- **WHAT YOU SHOULD DO**: Find every line below with the word "title" in it, and copy each one.

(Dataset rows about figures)
----
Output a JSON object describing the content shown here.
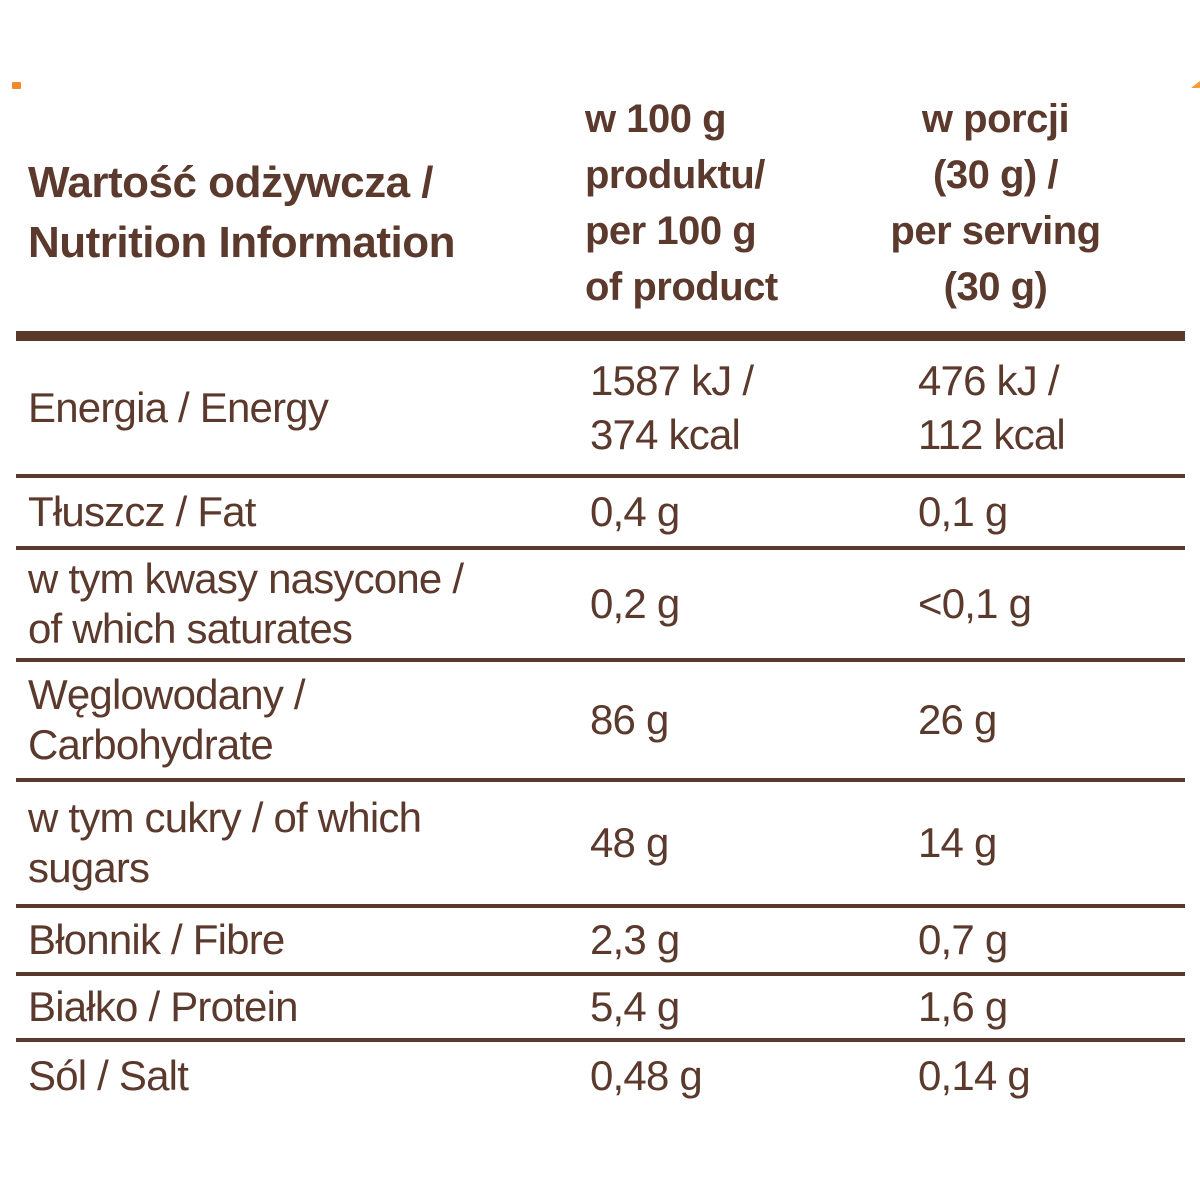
{
  "title": {
    "line1": "Wartość odżywcza /",
    "line2": "Nutrition Information"
  },
  "columns": {
    "per100": {
      "line1": "w 100 g",
      "line2": "produktu/",
      "line3": "per 100 g",
      "line4": "of product"
    },
    "serving": {
      "line1": "w porcji",
      "line2": "(30 g) /",
      "line3": "per serving",
      "line4": "(30 g)"
    }
  },
  "rows": [
    {
      "label": [
        "Energia / Energy"
      ],
      "per100": [
        "1587 kJ /",
        "374 kcal"
      ],
      "serving": [
        "476 kJ /",
        "112 kcal"
      ]
    },
    {
      "label": [
        "Tłuszcz / Fat"
      ],
      "per100": [
        "0,4 g"
      ],
      "serving": [
        "0,1 g"
      ]
    },
    {
      "label": [
        "w tym kwasy nasycone /",
        "of which saturates"
      ],
      "per100": [
        "0,2 g"
      ],
      "serving": [
        "<0,1 g"
      ]
    },
    {
      "label": [
        "Węglowodany /",
        "Carbohydrate"
      ],
      "per100": [
        "86 g"
      ],
      "serving": [
        "26 g"
      ]
    },
    {
      "label": [
        "w tym cukry / of which",
        "sugars"
      ],
      "per100": [
        "48 g"
      ],
      "serving": [
        "14 g"
      ]
    },
    {
      "label": [
        "Błonnik / Fibre"
      ],
      "per100": [
        "2,3 g"
      ],
      "serving": [
        "0,7 g"
      ]
    },
    {
      "label": [
        "Białko / Protein"
      ],
      "per100": [
        "5,4 g"
      ],
      "serving": [
        "1,6 g"
      ]
    },
    {
      "label": [
        "Sól / Salt"
      ],
      "per100": [
        "0,48 g"
      ],
      "serving": [
        "0,14 g"
      ]
    }
  ],
  "colors": {
    "text": "#5b392c",
    "rule": "#5b382c",
    "background": "#ffffff",
    "speck_orange": "#ef8b2d"
  }
}
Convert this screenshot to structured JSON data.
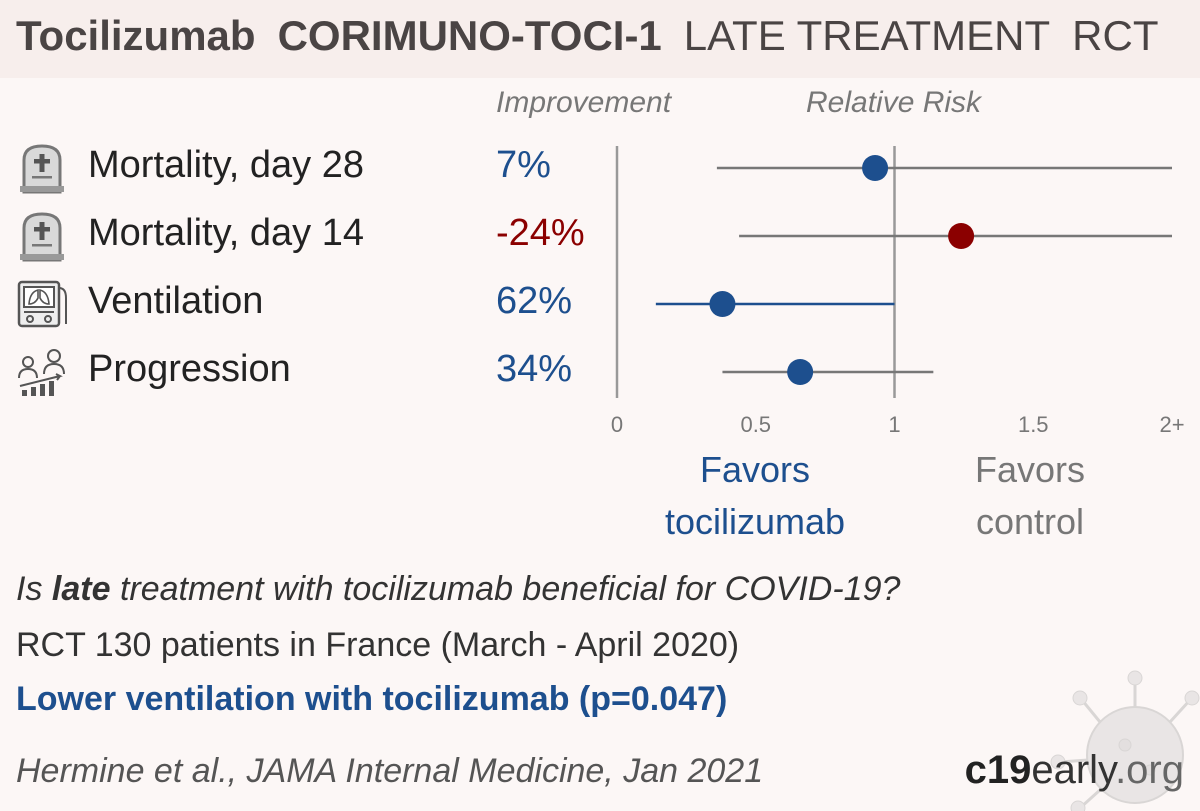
{
  "header": {
    "drug": "Tocilizumab",
    "trial": "CORIMUNO-TOCI-1",
    "stage": "LATE TREATMENT",
    "design": "RCT"
  },
  "columns": {
    "improvement": "Improvement",
    "relative_risk": "Relative Risk"
  },
  "outcomes": [
    {
      "icon": "tombstone-icon",
      "label": "Mortality, day 28",
      "improvement": "7%",
      "color": "#1d4f8e"
    },
    {
      "icon": "tombstone-icon",
      "label": "Mortality, day 14",
      "improvement": "-24%",
      "color": "#8b0000"
    },
    {
      "icon": "ventilator-icon",
      "label": "Ventilation",
      "improvement": "62%",
      "color": "#1d4f8e"
    },
    {
      "icon": "progression-icon",
      "label": "Progression",
      "improvement": "34%",
      "color": "#1d4f8e"
    }
  ],
  "chart_data": {
    "type": "scatter",
    "title": "",
    "xlabel": "",
    "ylabel": "",
    "xlim": [
      0,
      2
    ],
    "x_ticks": [
      "0",
      "0.5",
      "1",
      "1.5",
      "2+"
    ],
    "reference_line": 1,
    "series": [
      {
        "name": "Mortality, day 28",
        "rr": 0.93,
        "ci_low": 0.36,
        "ci_high": 2.0,
        "color": "#1d4f8e"
      },
      {
        "name": "Mortality, day 14",
        "rr": 1.24,
        "ci_low": 0.44,
        "ci_high": 2.0,
        "color": "#8b0000"
      },
      {
        "name": "Ventilation",
        "rr": 0.38,
        "ci_low": 0.14,
        "ci_high": 1.0,
        "color": "#1d4f8e"
      },
      {
        "name": "Progression",
        "rr": 0.66,
        "ci_low": 0.38,
        "ci_high": 1.14,
        "color": "#1d4f8e"
      }
    ],
    "favors_left": "Favors\ntocilizumab",
    "favors_right": "Favors\ncontrol"
  },
  "summary": {
    "question_pre": "Is ",
    "question_bold": "late",
    "question_post": " treatment with tocilizumab beneficial for COVID-19?",
    "details": "RCT 130 patients in France (March - April 2020)",
    "conclusion": "Lower ventilation with tocilizumab (p=0.047)",
    "citation": "Hermine et al., JAMA Internal Medicine, Jan 2021"
  },
  "brand": {
    "c19": "c19",
    "early": "early",
    "org": ".org"
  },
  "colors": {
    "accent_blue": "#1d4f8e",
    "harm_red": "#8b0000",
    "header_bg": "#f7eeec",
    "page_bg": "#fcf7f6"
  }
}
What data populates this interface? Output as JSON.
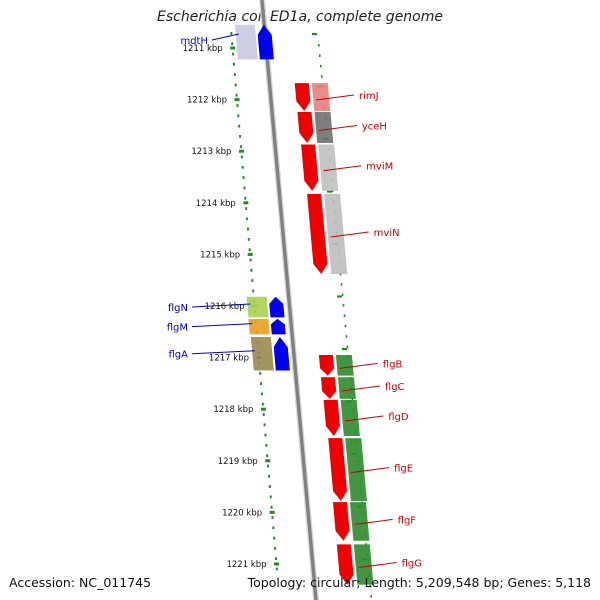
{
  "title": "Escherichia coli ED1a, complete genome",
  "accession": "Accession: NC_011745",
  "summary": "Topology: circular; Length: 5,209,548 bp; Genes: 5,118",
  "colors": {
    "forward_gene": "#0000ee",
    "reverse_gene": "#ee0000",
    "label_forward": "#0000cc",
    "label_reverse": "#cc0000",
    "backbone": "#808080",
    "ticks": "#228b22",
    "cog_green": "#2e8b2e"
  },
  "ruler": {
    "ticks": [
      {
        "kbp": 1211,
        "label": "1211 kbp"
      },
      {
        "kbp": 1212,
        "label": "1212 kbp"
      },
      {
        "kbp": 1213,
        "label": "1213 kbp"
      },
      {
        "kbp": 1214,
        "label": "1214 kbp"
      },
      {
        "kbp": 1215,
        "label": "1215 kbp"
      },
      {
        "kbp": 1216,
        "label": "1216 kbp"
      },
      {
        "kbp": 1217,
        "label": "1217 kbp"
      },
      {
        "kbp": 1218,
        "label": "1218 kbp"
      },
      {
        "kbp": 1219,
        "label": "1219 kbp"
      },
      {
        "kbp": 1220,
        "label": "1220 kbp"
      },
      {
        "kbp": 1221,
        "label": "1221 kbp"
      }
    ]
  },
  "genes": [
    {
      "name": "mdtH",
      "strand": "forward",
      "start_kbp": 1210.55,
      "end_kbp": 1211.22,
      "cog": "#c8c8e0"
    },
    {
      "name": "rimJ",
      "strand": "reverse",
      "start_kbp": 1211.68,
      "end_kbp": 1212.22,
      "cog": "#e88080"
    },
    {
      "name": "yceH",
      "strand": "reverse",
      "start_kbp": 1212.24,
      "end_kbp": 1212.84,
      "cog": "#707070"
    },
    {
      "name": "mviM",
      "strand": "reverse",
      "start_kbp": 1212.87,
      "end_kbp": 1213.77,
      "cog": "#c0c0c0"
    },
    {
      "name": "mviN",
      "strand": "reverse",
      "start_kbp": 1213.83,
      "end_kbp": 1215.38,
      "cog": "#bcbcbc"
    },
    {
      "name": "flgN",
      "strand": "forward",
      "start_kbp": 1215.82,
      "end_kbp": 1216.22,
      "cog": "#a8d050"
    },
    {
      "name": "flgM",
      "strand": "forward",
      "start_kbp": 1216.25,
      "end_kbp": 1216.55,
      "cog": "#e8a020"
    },
    {
      "name": "flgA",
      "strand": "forward",
      "start_kbp": 1216.6,
      "end_kbp": 1217.25,
      "cog": "#9a8850"
    },
    {
      "name": "flgB",
      "strand": "reverse",
      "start_kbp": 1216.95,
      "end_kbp": 1217.35,
      "cog": "#2e8b2e"
    },
    {
      "name": "flgC",
      "strand": "reverse",
      "start_kbp": 1217.38,
      "end_kbp": 1217.8,
      "cog": "#2e8b2e"
    },
    {
      "name": "flgD",
      "strand": "reverse",
      "start_kbp": 1217.82,
      "end_kbp": 1218.52,
      "cog": "#2e8b2e"
    },
    {
      "name": "flgE",
      "strand": "reverse",
      "start_kbp": 1218.56,
      "end_kbp": 1219.78,
      "cog": "#2e8b2e"
    },
    {
      "name": "flgF",
      "strand": "reverse",
      "start_kbp": 1219.8,
      "end_kbp": 1220.55,
      "cog": "#2e8b2e"
    },
    {
      "name": "flgG",
      "strand": "reverse",
      "start_kbp": 1220.62,
      "end_kbp": 1221.4,
      "cog": "#2e8b2e"
    }
  ]
}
----
- **SOLUTION TO THE PROBLEM**:
  "title": {
    "title": "",
  "title": "Escherichia coli ED1a, complete genome",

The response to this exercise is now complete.